-- start --

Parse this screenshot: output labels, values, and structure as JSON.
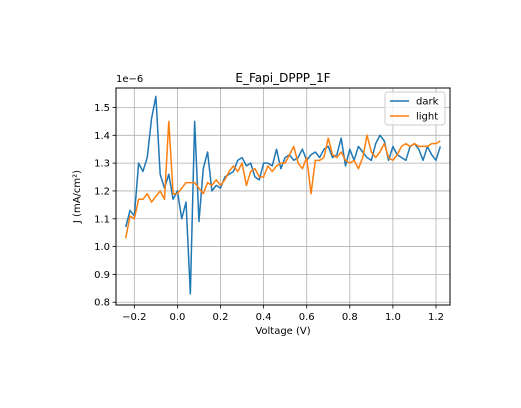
{
  "chart_data": {
    "type": "line",
    "title": "E_Fapi_DPPP_1F",
    "xlabel": "Voltage (V)",
    "ylabel": "J (mA/cm²)",
    "offset_text": "1e−6",
    "xlim": [
      -0.285,
      1.265
    ],
    "ylim": [
      0.79,
      1.57
    ],
    "xticks": [
      -0.2,
      0.0,
      0.2,
      0.4,
      0.6,
      0.8,
      1.0,
      1.2
    ],
    "xtick_labels": [
      "−0.2",
      "0.0",
      "0.2",
      "0.4",
      "0.6",
      "0.8",
      "1.0",
      "1.2"
    ],
    "yticks": [
      0.8,
      0.9,
      1.0,
      1.1,
      1.2,
      1.3,
      1.4,
      1.5
    ],
    "ytick_labels": [
      "0.8",
      "0.9",
      "1.0",
      "1.1",
      "1.2",
      "1.3",
      "1.4",
      "1.5"
    ],
    "grid": true,
    "legend_position": "top-right",
    "x": [
      -0.24,
      -0.22,
      -0.2,
      -0.18,
      -0.16,
      -0.14,
      -0.12,
      -0.1,
      -0.08,
      -0.06,
      -0.04,
      -0.02,
      0.0,
      0.02,
      0.04,
      0.06,
      0.08,
      0.1,
      0.12,
      0.14,
      0.16,
      0.18,
      0.2,
      0.22,
      0.24,
      0.26,
      0.28,
      0.3,
      0.32,
      0.34,
      0.36,
      0.38,
      0.4,
      0.42,
      0.44,
      0.46,
      0.48,
      0.5,
      0.52,
      0.54,
      0.56,
      0.58,
      0.6,
      0.62,
      0.64,
      0.66,
      0.68,
      0.7,
      0.72,
      0.74,
      0.76,
      0.78,
      0.8,
      0.82,
      0.84,
      0.86,
      0.88,
      0.9,
      0.92,
      0.94,
      0.96,
      0.98,
      1.0,
      1.02,
      1.04,
      1.06,
      1.08,
      1.1,
      1.12,
      1.14,
      1.16,
      1.18,
      1.2,
      1.22
    ],
    "series": [
      {
        "name": "dark",
        "color": "#1f77b4",
        "values": [
          1.07,
          1.13,
          1.11,
          1.3,
          1.27,
          1.32,
          1.46,
          1.54,
          1.26,
          1.21,
          1.26,
          1.17,
          1.2,
          1.1,
          1.16,
          0.83,
          1.45,
          1.09,
          1.28,
          1.34,
          1.2,
          1.22,
          1.21,
          1.25,
          1.26,
          1.27,
          1.31,
          1.32,
          1.29,
          1.3,
          1.25,
          1.24,
          1.3,
          1.3,
          1.29,
          1.35,
          1.28,
          1.32,
          1.33,
          1.31,
          1.32,
          1.35,
          1.31,
          1.33,
          1.34,
          1.32,
          1.35,
          1.36,
          1.32,
          1.33,
          1.39,
          1.29,
          1.35,
          1.31,
          1.36,
          1.34,
          1.32,
          1.31,
          1.37,
          1.4,
          1.38,
          1.31,
          1.36,
          1.33,
          1.32,
          1.31,
          1.36,
          1.37,
          1.35,
          1.31,
          1.36,
          1.33,
          1.31,
          1.36
        ]
      },
      {
        "name": "light",
        "color": "#ff7f0e",
        "values": [
          1.03,
          1.11,
          1.1,
          1.17,
          1.17,
          1.19,
          1.16,
          1.18,
          1.2,
          1.17,
          1.45,
          1.19,
          1.19,
          1.21,
          1.23,
          1.23,
          1.23,
          1.21,
          1.19,
          1.23,
          1.22,
          1.24,
          1.22,
          1.24,
          1.27,
          1.29,
          1.27,
          1.3,
          1.22,
          1.27,
          1.28,
          1.25,
          1.25,
          1.29,
          1.27,
          1.29,
          1.3,
          1.3,
          1.33,
          1.36,
          1.3,
          1.28,
          1.32,
          1.19,
          1.31,
          1.31,
          1.32,
          1.39,
          1.33,
          1.32,
          1.34,
          1.31,
          1.3,
          1.31,
          1.28,
          1.32,
          1.4,
          1.34,
          1.32,
          1.34,
          1.37,
          1.32,
          1.31,
          1.33,
          1.36,
          1.37,
          1.36,
          1.37,
          1.36,
          1.36,
          1.36,
          1.37,
          1.37,
          1.38
        ]
      }
    ]
  }
}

-- end --

#### [What is asked]
Pictures stay out of the copy; please restate every record above exactly.

#### [Result]
Parse this screenshot: output labels, values, and structure as JSON.
{
  "chart_data": {
    "type": "line",
    "title": "E_Fapi_DPPP_1F",
    "xlabel": "Voltage (V)",
    "ylabel": "J (mA/cm²)",
    "offset_text": "1e−6",
    "xlim": [
      -0.285,
      1.265
    ],
    "ylim": [
      0.79,
      1.57
    ],
    "xticks": [
      -0.2,
      0.0,
      0.2,
      0.4,
      0.6,
      0.8,
      1.0,
      1.2
    ],
    "xtick_labels": [
      "−0.2",
      "0.0",
      "0.2",
      "0.4",
      "0.6",
      "0.8",
      "1.0",
      "1.2"
    ],
    "yticks": [
      0.8,
      0.9,
      1.0,
      1.1,
      1.2,
      1.3,
      1.4,
      1.5
    ],
    "ytick_labels": [
      "0.8",
      "0.9",
      "1.0",
      "1.1",
      "1.2",
      "1.3",
      "1.4",
      "1.5"
    ],
    "grid": true,
    "legend_position": "top-right",
    "x": [
      -0.24,
      -0.22,
      -0.2,
      -0.18,
      -0.16,
      -0.14,
      -0.12,
      -0.1,
      -0.08,
      -0.06,
      -0.04,
      -0.02,
      0.0,
      0.02,
      0.04,
      0.06,
      0.08,
      0.1,
      0.12,
      0.14,
      0.16,
      0.18,
      0.2,
      0.22,
      0.24,
      0.26,
      0.28,
      0.3,
      0.32,
      0.34,
      0.36,
      0.38,
      0.4,
      0.42,
      0.44,
      0.46,
      0.48,
      0.5,
      0.52,
      0.54,
      0.56,
      0.58,
      0.6,
      0.62,
      0.64,
      0.66,
      0.68,
      0.7,
      0.72,
      0.74,
      0.76,
      0.78,
      0.8,
      0.82,
      0.84,
      0.86,
      0.88,
      0.9,
      0.92,
      0.94,
      0.96,
      0.98,
      1.0,
      1.02,
      1.04,
      1.06,
      1.08,
      1.1,
      1.12,
      1.14,
      1.16,
      1.18,
      1.2,
      1.22
    ],
    "series": [
      {
        "name": "dark",
        "color": "#1f77b4",
        "values": [
          1.07,
          1.13,
          1.11,
          1.3,
          1.27,
          1.32,
          1.46,
          1.54,
          1.26,
          1.21,
          1.26,
          1.17,
          1.2,
          1.1,
          1.16,
          0.83,
          1.45,
          1.09,
          1.28,
          1.34,
          1.2,
          1.22,
          1.21,
          1.25,
          1.26,
          1.27,
          1.31,
          1.32,
          1.29,
          1.3,
          1.25,
          1.24,
          1.3,
          1.3,
          1.29,
          1.35,
          1.28,
          1.32,
          1.33,
          1.31,
          1.32,
          1.35,
          1.31,
          1.33,
          1.34,
          1.32,
          1.35,
          1.36,
          1.32,
          1.33,
          1.39,
          1.29,
          1.35,
          1.31,
          1.36,
          1.34,
          1.32,
          1.31,
          1.37,
          1.4,
          1.38,
          1.31,
          1.36,
          1.33,
          1.32,
          1.31,
          1.36,
          1.37,
          1.35,
          1.31,
          1.36,
          1.33,
          1.31,
          1.36
        ]
      },
      {
        "name": "light",
        "color": "#ff7f0e",
        "values": [
          1.03,
          1.11,
          1.1,
          1.17,
          1.17,
          1.19,
          1.16,
          1.18,
          1.2,
          1.17,
          1.45,
          1.19,
          1.19,
          1.21,
          1.23,
          1.23,
          1.23,
          1.21,
          1.19,
          1.23,
          1.22,
          1.24,
          1.22,
          1.24,
          1.27,
          1.29,
          1.27,
          1.3,
          1.22,
          1.27,
          1.28,
          1.25,
          1.25,
          1.29,
          1.27,
          1.29,
          1.3,
          1.3,
          1.33,
          1.36,
          1.3,
          1.28,
          1.32,
          1.19,
          1.31,
          1.31,
          1.32,
          1.39,
          1.33,
          1.32,
          1.34,
          1.31,
          1.3,
          1.31,
          1.28,
          1.32,
          1.4,
          1.34,
          1.32,
          1.34,
          1.37,
          1.32,
          1.31,
          1.33,
          1.36,
          1.37,
          1.36,
          1.37,
          1.36,
          1.36,
          1.36,
          1.37,
          1.37,
          1.38
        ]
      }
    ]
  }
}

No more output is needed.